Saved entries:
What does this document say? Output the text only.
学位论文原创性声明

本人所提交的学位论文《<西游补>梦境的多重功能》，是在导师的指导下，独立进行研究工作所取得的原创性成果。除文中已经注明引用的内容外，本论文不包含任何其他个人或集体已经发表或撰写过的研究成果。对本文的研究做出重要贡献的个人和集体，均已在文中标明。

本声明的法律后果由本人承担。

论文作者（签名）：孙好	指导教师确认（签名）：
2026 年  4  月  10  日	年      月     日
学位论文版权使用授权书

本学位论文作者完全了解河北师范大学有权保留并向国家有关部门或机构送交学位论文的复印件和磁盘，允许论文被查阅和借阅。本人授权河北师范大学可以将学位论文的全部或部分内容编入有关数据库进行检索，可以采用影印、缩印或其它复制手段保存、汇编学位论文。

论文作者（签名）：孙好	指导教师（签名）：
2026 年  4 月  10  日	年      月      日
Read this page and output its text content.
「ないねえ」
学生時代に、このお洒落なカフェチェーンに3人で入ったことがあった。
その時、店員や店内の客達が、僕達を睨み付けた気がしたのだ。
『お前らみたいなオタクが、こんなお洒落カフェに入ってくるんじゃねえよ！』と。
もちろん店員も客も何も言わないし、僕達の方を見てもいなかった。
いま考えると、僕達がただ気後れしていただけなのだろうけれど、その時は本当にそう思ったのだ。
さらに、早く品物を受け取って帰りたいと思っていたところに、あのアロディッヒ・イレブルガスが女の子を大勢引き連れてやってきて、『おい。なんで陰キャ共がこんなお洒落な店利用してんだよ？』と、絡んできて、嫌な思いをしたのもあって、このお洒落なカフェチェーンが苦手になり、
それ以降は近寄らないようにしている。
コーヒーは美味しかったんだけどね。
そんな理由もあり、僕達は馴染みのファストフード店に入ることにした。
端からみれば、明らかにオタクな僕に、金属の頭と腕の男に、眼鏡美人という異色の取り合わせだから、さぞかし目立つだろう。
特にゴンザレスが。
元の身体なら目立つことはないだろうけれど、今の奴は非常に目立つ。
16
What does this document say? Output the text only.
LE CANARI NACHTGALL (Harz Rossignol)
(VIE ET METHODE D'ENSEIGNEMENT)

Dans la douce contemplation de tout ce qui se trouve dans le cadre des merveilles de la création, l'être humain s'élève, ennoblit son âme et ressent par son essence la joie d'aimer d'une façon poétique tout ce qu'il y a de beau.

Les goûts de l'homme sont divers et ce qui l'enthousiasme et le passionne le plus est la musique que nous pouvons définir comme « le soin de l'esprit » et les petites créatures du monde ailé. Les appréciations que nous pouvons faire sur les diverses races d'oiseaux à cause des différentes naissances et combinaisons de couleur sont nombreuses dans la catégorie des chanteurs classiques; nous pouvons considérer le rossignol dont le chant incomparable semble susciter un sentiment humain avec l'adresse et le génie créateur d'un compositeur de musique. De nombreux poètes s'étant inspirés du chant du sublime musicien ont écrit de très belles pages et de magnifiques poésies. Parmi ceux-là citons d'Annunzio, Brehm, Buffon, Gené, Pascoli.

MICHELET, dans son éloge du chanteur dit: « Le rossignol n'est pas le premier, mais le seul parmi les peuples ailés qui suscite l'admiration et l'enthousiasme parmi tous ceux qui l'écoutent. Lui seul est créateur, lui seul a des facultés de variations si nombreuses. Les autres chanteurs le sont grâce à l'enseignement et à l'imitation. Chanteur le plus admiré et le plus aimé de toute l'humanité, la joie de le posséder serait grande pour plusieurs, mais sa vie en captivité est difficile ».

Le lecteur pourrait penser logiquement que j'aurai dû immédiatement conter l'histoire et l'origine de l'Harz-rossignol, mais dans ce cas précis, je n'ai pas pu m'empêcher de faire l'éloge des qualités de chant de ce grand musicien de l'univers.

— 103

Short task
Extract the data in full. Keep it word for word.

Result below
What does this document say? Output the text only.
学位论文原创性声明

本人所提交的学位论文《<西游补>梦境的多重功能》，是在导师的指导下，独立进行研究工作所取得的原创性成果。除文中已经注明引用的内容外，本论文不包含任何其他个人或集体已经发表或撰写过的研究成果。对本文的研究做出重要贡献的个人和集体，均已在文中标明。

本声明的法律后果由本人承担。

论文作者（签名）：孙好	指导教师确认（签名）：
2026 年  4  月  10  日	年      月     日
学位论文版权使用授权书

本学位论文作者完全了解河北师范大学有权保留并向国家有关部门或机构送交学位论文的复印件和磁盘，允许论文被查阅和借阅。本人授权河北师范大学可以将学位论文的全部或部分内容编入有关数据库进行检索，可以采用影印、缩印或其它复制手段保存、汇编学位论文。

论文作者（签名）：孙好	指导教师（签名）：
2026 年  4 月  10  日	年      月      日
Read this page and output its text content.
「ないねえ」
学生時代に、このお洒落なカフェチェーンに3人で入ったことがあった。
その時、店員や店内の客達が、僕達を睨み付けた気がしたのだ。
『お前らみたいなオタクが、こんなお洒落カフェに入ってくるんじゃねえよ！』と。
もちろん店員も客も何も言わないし、僕達の方を見てもいなかった。
いま考えると、僕達がただ気後れしていただけなのだろうけれど、その時は本当にそう思ったのだ。
さらに、早く品物を受け取って帰りたいと思っていたところに、あのアロディッヒ・イレブルガスが女の子を大勢引き連れてやってきて、『おい。なんで陰キャ共がこんなお洒落な店利用してんだよ？』と、絡んできて、嫌な思いをしたのもあって、このお洒落なカフェチェーンが苦手になり、
それ以降は近寄らないようにしている。
コーヒーは美味しかったんだけどね。
そんな理由もあり、僕達は馴染みのファストフード店に入ることにした。
端からみれば、明らかにオタクな僕に、金属の頭と腕の男に、眼鏡美人という異色の取り合わせだから、さぞかし目立つだろう。
特にゴンザレスが。
元の身体なら目立つことはないだろうけれど、今の奴は非常に目立つ。
16
What does this document say? Output the text only.
LE CANARI NACHTGALL (Harz Rossignol)
(VIE ET METHODE D'ENSEIGNEMENT)

Dans la douce contemplation de tout ce qui se trouve dans le cadre des merveilles de la création, l'être humain s'élève, ennoblit son âme et ressent par son essence la joie d'aimer d'une façon poétique tout ce qu'il y a de beau.

Les goûts de l'homme sont divers et ce qui l'enthousiasme et le passionne le plus est la musique que nous pouvons définir comme « le soin de l'esprit » et les petites créatures du monde ailé. Les appréciations que nous pouvons faire sur les diverses races d'oiseaux à cause des différentes naissances et combinaisons de couleur sont nombreuses dans la catégorie des chanteurs classiques; nous pouvons considérer le rossignol dont le chant incomparable semble susciter un sentiment humain avec l'adresse et le génie créateur d'un compositeur de musique. De nombreux poètes s'étant inspirés du chant du sublime musicien ont écrit de très belles pages et de magnifiques poésies. Parmi ceux-là citons d'Annunzio, Brehm, Buffon, Gené, Pascoli.

MICHELET, dans son éloge du chanteur dit: « Le rossignol n'est pas le premier, mais le seul parmi les peuples ailés qui suscite l'admiration et l'enthousiasme parmi tous ceux qui l'écoutent. Lui seul est créateur, lui seul a des facultés de variations si nombreuses. Les autres chanteurs le sont grâce à l'enseignement et à l'imitation. Chanteur le plus admiré et le plus aimé de toute l'humanité, la joie de le posséder serait grande pour plusieurs, mais sa vie en captivité est difficile ».

Le lecteur pourrait penser logiquement que j'aurai dû immédiatement conter l'histoire et l'origine de l'Harz-rossignol, mais dans ce cas précis, je n'ai pas pu m'empêcher de faire l'éloge des qualités de chant de ce grand musicien de l'univers.

— 103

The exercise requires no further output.